RECORDS TO PROCESS:

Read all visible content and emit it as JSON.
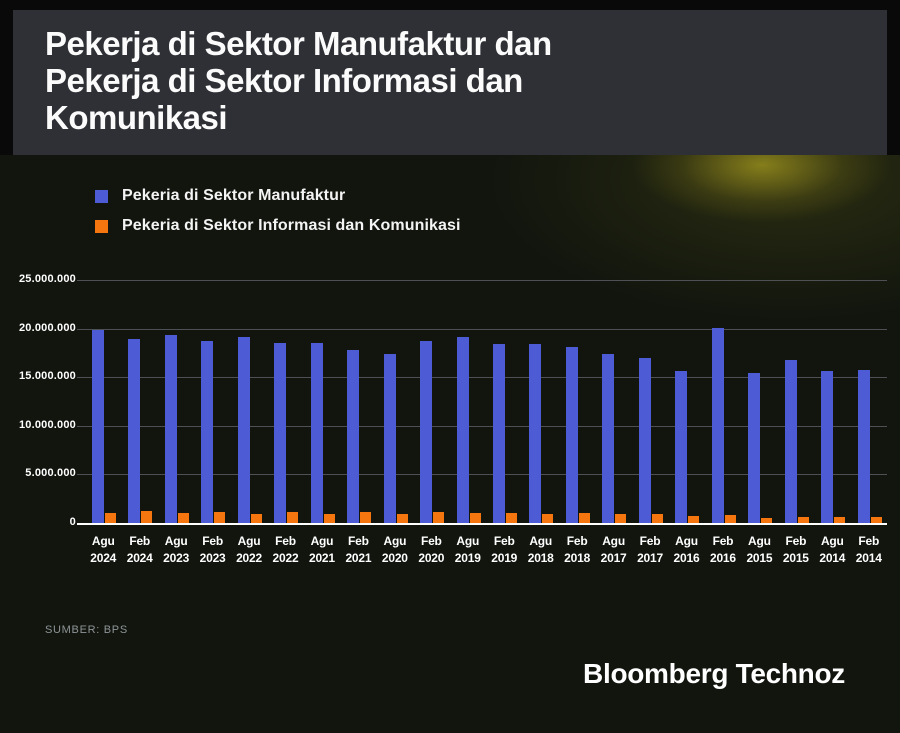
{
  "title_lines": [
    "Pekerja di Sektor Manufaktur dan",
    "Pekerja di Sektor Informasi dan",
    "Komunikasi"
  ],
  "legend": [
    {
      "label": "Pekeria di Sektor Manufaktur",
      "color": "#4d5cd5"
    },
    {
      "label": "Pekeria di Sektor Informasi dan Komunikasi",
      "color": "#f5750f"
    }
  ],
  "source": "SUMBER: BPS",
  "brand": "Bloomberg Technoz",
  "chart_data": {
    "type": "bar",
    "title": "Pekerja di Sektor Manufaktur dan Pekerja di Sektor Informasi dan Komunikasi",
    "categories": [
      "Agu 2024",
      "Feb 2024",
      "Agu 2023",
      "Feb 2023",
      "Agu 2022",
      "Feb 2022",
      "Agu 2021",
      "Feb 2021",
      "Agu 2020",
      "Feb 2020",
      "Agu 2019",
      "Feb 2019",
      "Agu 2018",
      "Feb 2018",
      "Agu 2017",
      "Feb 2017",
      "Agu 2016",
      "Feb 2016",
      "Agu 2015",
      "Feb 2015",
      "Agu 2014",
      "Feb 2014"
    ],
    "series": [
      {
        "name": "Pekeria di Sektor Manufaktur",
        "color": "#4d5cd5",
        "values": [
          19900000,
          18900000,
          19350000,
          18750000,
          19100000,
          18550000,
          18550000,
          17800000,
          17400000,
          18750000,
          19150000,
          18450000,
          18400000,
          18100000,
          17400000,
          17000000,
          15600000,
          20050000,
          15450000,
          16750000,
          15600000,
          15750000
        ]
      },
      {
        "name": "Pekeria di Sektor Informasi dan Komunikasi",
        "color": "#f5750f",
        "values": [
          1000000,
          1200000,
          1000000,
          1150000,
          950000,
          1100000,
          950000,
          1100000,
          950000,
          1100000,
          1000000,
          1000000,
          900000,
          1000000,
          900000,
          900000,
          700000,
          800000,
          550000,
          650000,
          600000,
          650000
        ]
      }
    ],
    "xlabel": "",
    "ylabel": "",
    "ylim": [
      0,
      25000000
    ],
    "yticks": [
      0,
      5000000,
      10000000,
      15000000,
      20000000,
      25000000
    ],
    "ytick_labels": [
      "0",
      "5.000.000",
      "10.000.000",
      "15.000.000",
      "20.000.000",
      "25.000.000"
    ],
    "grid": true,
    "legend_position": "top-left"
  }
}
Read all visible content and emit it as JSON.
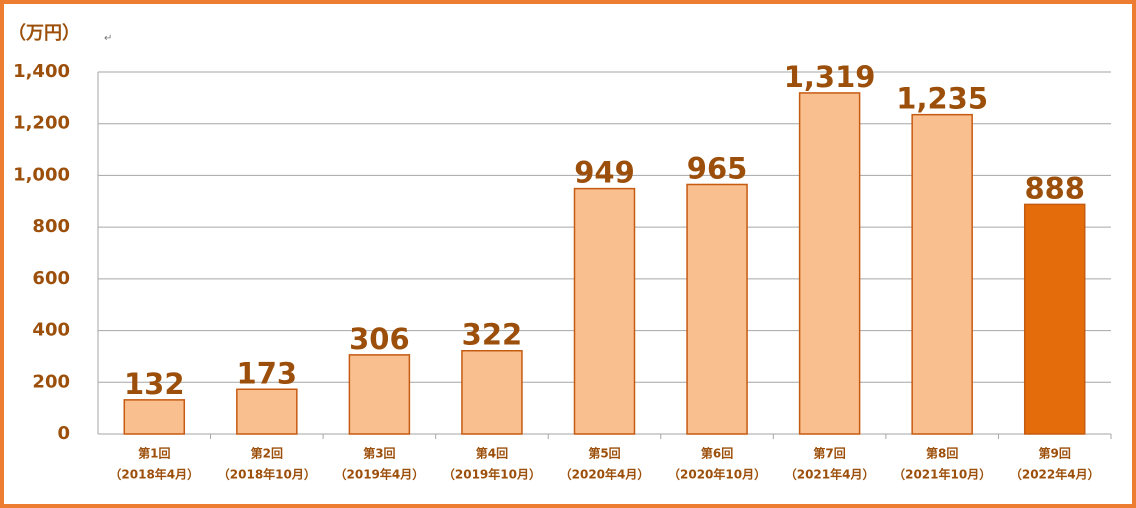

GIVEN EXERCISE:
Make an exact reproduction of the listing above, without any pictures.

ANSWER TO THE EXERCISE:
Read all visible content and emit it as JSON.
{
  "title_lines": [
    "Pekerja di Sektor Manufaktur dan",
    "Pekerja di Sektor Informasi dan",
    "Komunikasi"
  ],
  "legend": [
    {
      "label": "Pekeria di Sektor Manufaktur",
      "color": "#4d5cd5"
    },
    {
      "label": "Pekeria di Sektor Informasi dan Komunikasi",
      "color": "#f5750f"
    }
  ],
  "source": "SUMBER: BPS",
  "brand": "Bloomberg Technoz",
  "chart_data": {
    "type": "bar",
    "title": "Pekerja di Sektor Manufaktur dan Pekerja di Sektor Informasi dan Komunikasi",
    "categories": [
      "Agu 2024",
      "Feb 2024",
      "Agu 2023",
      "Feb 2023",
      "Agu 2022",
      "Feb 2022",
      "Agu 2021",
      "Feb 2021",
      "Agu 2020",
      "Feb 2020",
      "Agu 2019",
      "Feb 2019",
      "Agu 2018",
      "Feb 2018",
      "Agu 2017",
      "Feb 2017",
      "Agu 2016",
      "Feb 2016",
      "Agu 2015",
      "Feb 2015",
      "Agu 2014",
      "Feb 2014"
    ],
    "series": [
      {
        "name": "Pekeria di Sektor Manufaktur",
        "color": "#4d5cd5",
        "values": [
          19900000,
          18900000,
          19350000,
          18750000,
          19100000,
          18550000,
          18550000,
          17800000,
          17400000,
          18750000,
          19150000,
          18450000,
          18400000,
          18100000,
          17400000,
          17000000,
          15600000,
          20050000,
          15450000,
          16750000,
          15600000,
          15750000
        ]
      },
      {
        "name": "Pekeria di Sektor Informasi dan Komunikasi",
        "color": "#f5750f",
        "values": [
          1000000,
          1200000,
          1000000,
          1150000,
          950000,
          1100000,
          950000,
          1100000,
          950000,
          1100000,
          1000000,
          1000000,
          900000,
          1000000,
          900000,
          900000,
          700000,
          800000,
          550000,
          650000,
          600000,
          650000
        ]
      }
    ],
    "xlabel": "",
    "ylabel": "",
    "ylim": [
      0,
      25000000
    ],
    "yticks": [
      0,
      5000000,
      10000000,
      15000000,
      20000000,
      25000000
    ],
    "ytick_labels": [
      "0",
      "5.000.000",
      "10.000.000",
      "15.000.000",
      "20.000.000",
      "25.000.000"
    ],
    "grid": true,
    "legend_position": "top-left"
  }
}
Read all visible content and emit it as JSON.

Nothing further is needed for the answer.